Problem details
Restate every line of the material, word for word.

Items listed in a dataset

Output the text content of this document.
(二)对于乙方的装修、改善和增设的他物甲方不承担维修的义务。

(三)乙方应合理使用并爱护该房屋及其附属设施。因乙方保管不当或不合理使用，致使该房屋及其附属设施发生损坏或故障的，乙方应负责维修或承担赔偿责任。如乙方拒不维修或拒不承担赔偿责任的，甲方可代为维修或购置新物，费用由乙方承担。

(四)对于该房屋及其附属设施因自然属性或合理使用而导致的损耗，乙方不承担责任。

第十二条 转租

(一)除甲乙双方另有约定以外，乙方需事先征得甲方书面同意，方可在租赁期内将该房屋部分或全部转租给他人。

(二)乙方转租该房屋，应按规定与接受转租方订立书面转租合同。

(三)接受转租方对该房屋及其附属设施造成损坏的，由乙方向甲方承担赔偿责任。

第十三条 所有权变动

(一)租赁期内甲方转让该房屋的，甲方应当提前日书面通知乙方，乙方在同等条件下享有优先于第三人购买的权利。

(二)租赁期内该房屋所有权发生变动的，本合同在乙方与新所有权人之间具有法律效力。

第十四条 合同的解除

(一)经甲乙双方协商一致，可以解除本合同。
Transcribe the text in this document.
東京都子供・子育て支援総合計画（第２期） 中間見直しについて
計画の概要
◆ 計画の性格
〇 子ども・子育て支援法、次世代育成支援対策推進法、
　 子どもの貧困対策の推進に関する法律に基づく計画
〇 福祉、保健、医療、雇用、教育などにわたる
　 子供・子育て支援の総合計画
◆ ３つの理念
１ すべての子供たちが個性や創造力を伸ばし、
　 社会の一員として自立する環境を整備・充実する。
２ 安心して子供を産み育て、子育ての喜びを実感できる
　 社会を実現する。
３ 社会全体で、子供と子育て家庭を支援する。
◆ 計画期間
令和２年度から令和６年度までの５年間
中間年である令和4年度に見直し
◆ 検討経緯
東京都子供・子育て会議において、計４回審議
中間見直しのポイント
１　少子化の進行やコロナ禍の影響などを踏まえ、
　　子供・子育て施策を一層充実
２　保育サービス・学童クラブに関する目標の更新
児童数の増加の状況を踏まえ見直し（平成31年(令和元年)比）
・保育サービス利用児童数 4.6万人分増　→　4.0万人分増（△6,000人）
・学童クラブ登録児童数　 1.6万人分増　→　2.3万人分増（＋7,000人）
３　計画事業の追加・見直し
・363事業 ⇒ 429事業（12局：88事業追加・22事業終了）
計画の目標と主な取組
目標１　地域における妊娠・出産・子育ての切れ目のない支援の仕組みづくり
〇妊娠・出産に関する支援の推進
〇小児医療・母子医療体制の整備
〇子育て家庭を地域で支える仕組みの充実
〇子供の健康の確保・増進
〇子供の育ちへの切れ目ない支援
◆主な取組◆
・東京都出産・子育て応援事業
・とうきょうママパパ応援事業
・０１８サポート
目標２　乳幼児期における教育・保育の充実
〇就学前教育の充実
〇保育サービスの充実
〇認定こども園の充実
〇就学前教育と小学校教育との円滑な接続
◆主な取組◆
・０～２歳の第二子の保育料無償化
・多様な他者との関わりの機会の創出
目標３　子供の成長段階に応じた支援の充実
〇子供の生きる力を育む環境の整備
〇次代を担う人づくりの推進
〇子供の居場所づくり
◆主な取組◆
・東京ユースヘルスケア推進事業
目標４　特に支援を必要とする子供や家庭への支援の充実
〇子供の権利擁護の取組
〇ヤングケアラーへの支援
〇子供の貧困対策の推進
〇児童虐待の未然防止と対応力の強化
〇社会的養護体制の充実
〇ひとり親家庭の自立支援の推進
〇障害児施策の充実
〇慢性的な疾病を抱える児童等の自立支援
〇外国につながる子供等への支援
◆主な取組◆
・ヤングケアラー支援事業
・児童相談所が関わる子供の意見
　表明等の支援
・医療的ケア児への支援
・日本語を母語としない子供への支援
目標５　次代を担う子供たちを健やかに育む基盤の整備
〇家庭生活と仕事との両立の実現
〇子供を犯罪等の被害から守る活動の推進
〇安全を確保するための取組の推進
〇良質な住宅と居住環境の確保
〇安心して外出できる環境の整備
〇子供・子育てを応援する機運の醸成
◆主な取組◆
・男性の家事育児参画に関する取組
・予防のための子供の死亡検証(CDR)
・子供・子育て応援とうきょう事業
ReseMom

Result for this exercise
Output the text content of this document.
(二)对于乙方的装修、改善和增设的他物甲方不承担维修的义务。

(三)乙方应合理使用并爱护该房屋及其附属设施。因乙方保管不当或不合理使用，致使该房屋及其附属设施发生损坏或故障的，乙方应负责维修或承担赔偿责任。如乙方拒不维修或拒不承担赔偿责任的，甲方可代为维修或购置新物，费用由乙方承担。

(四)对于该房屋及其附属设施因自然属性或合理使用而导致的损耗，乙方不承担责任。

第十二条 转租

(一)除甲乙双方另有约定以外，乙方需事先征得甲方书面同意，方可在租赁期内将该房屋部分或全部转租给他人。

(二)乙方转租该房屋，应按规定与接受转租方订立书面转租合同。

(三)接受转租方对该房屋及其附属设施造成损坏的，由乙方向甲方承担赔偿责任。

第十三条 所有权变动

(一)租赁期内甲方转让该房屋的，甲方应当提前日书面通知乙方，乙方在同等条件下享有优先于第三人购买的权利。

(二)租赁期内该房屋所有权发生变动的，本合同在乙方与新所有权人之间具有法律效力。

第十四条 合同的解除

(一)经甲乙双方协商一致，可以解除本合同。
Transcribe the text in this document.
東京都子供・子育て支援総合計画（第２期） 中間見直しについて
計画の概要
◆ 計画の性格
〇 子ども・子育て支援法、次世代育成支援対策推進法、
　 子どもの貧困対策の推進に関する法律に基づく計画
〇 福祉、保健、医療、雇用、教育などにわたる
　 子供・子育て支援の総合計画
◆ ３つの理念
１ すべての子供たちが個性や創造力を伸ばし、
　 社会の一員として自立する環境を整備・充実する。
２ 安心して子供を産み育て、子育ての喜びを実感できる
　 社会を実現する。
３ 社会全体で、子供と子育て家庭を支援する。
◆ 計画期間
令和２年度から令和６年度までの５年間
中間年である令和4年度に見直し
◆ 検討経緯
東京都子供・子育て会議において、計４回審議
中間見直しのポイント
１　少子化の進行やコロナ禍の影響などを踏まえ、
　　子供・子育て施策を一層充実
２　保育サービス・学童クラブに関する目標の更新
児童数の増加の状況を踏まえ見直し（平成31年(令和元年)比）
・保育サービス利用児童数 4.6万人分増　→　4.0万人分増（△6,000人）
・学童クラブ登録児童数　 1.6万人分増　→　2.3万人分増（＋7,000人）
３　計画事業の追加・見直し
・363事業 ⇒ 429事業（12局：88事業追加・22事業終了）
計画の目標と主な取組
目標１　地域における妊娠・出産・子育ての切れ目のない支援の仕組みづくり
〇妊娠・出産に関する支援の推進
〇小児医療・母子医療体制の整備
〇子育て家庭を地域で支える仕組みの充実
〇子供の健康の確保・増進
〇子供の育ちへの切れ目ない支援
◆主な取組◆
・東京都出産・子育て応援事業
・とうきょうママパパ応援事業
・０１８サポート
目標２　乳幼児期における教育・保育の充実
〇就学前教育の充実
〇保育サービスの充実
〇認定こども園の充実
〇就学前教育と小学校教育との円滑な接続
◆主な取組◆
・０～２歳の第二子の保育料無償化
・多様な他者との関わりの機会の創出
目標３　子供の成長段階に応じた支援の充実
〇子供の生きる力を育む環境の整備
〇次代を担う人づくりの推進
〇子供の居場所づくり
◆主な取組◆
・東京ユースヘルスケア推進事業
目標４　特に支援を必要とする子供や家庭への支援の充実
〇子供の権利擁護の取組
〇ヤングケアラーへの支援
〇子供の貧困対策の推進
〇児童虐待の未然防止と対応力の強化
〇社会的養護体制の充実
〇ひとり親家庭の自立支援の推進
〇障害児施策の充実
〇慢性的な疾病を抱える児童等の自立支援
〇外国につながる子供等への支援
◆主な取組◆
・ヤングケアラー支援事業
・児童相談所が関わる子供の意見
　表明等の支援
・医療的ケア児への支援
・日本語を母語としない子供への支援
目標５　次代を担う子供たちを健やかに育む基盤の整備
〇家庭生活と仕事との両立の実現
〇子供を犯罪等の被害から守る活動の推進
〇安全を確保するための取組の推進
〇良質な住宅と居住環境の確保
〇安心して外出できる環境の整備
〇子供・子育てを応援する機運の醸成
◆主な取組◆
・男性の家事育児参画に関する取組
・予防のための子供の死亡検証(CDR)
・子供・子育て応援とうきょう事業
ReseMom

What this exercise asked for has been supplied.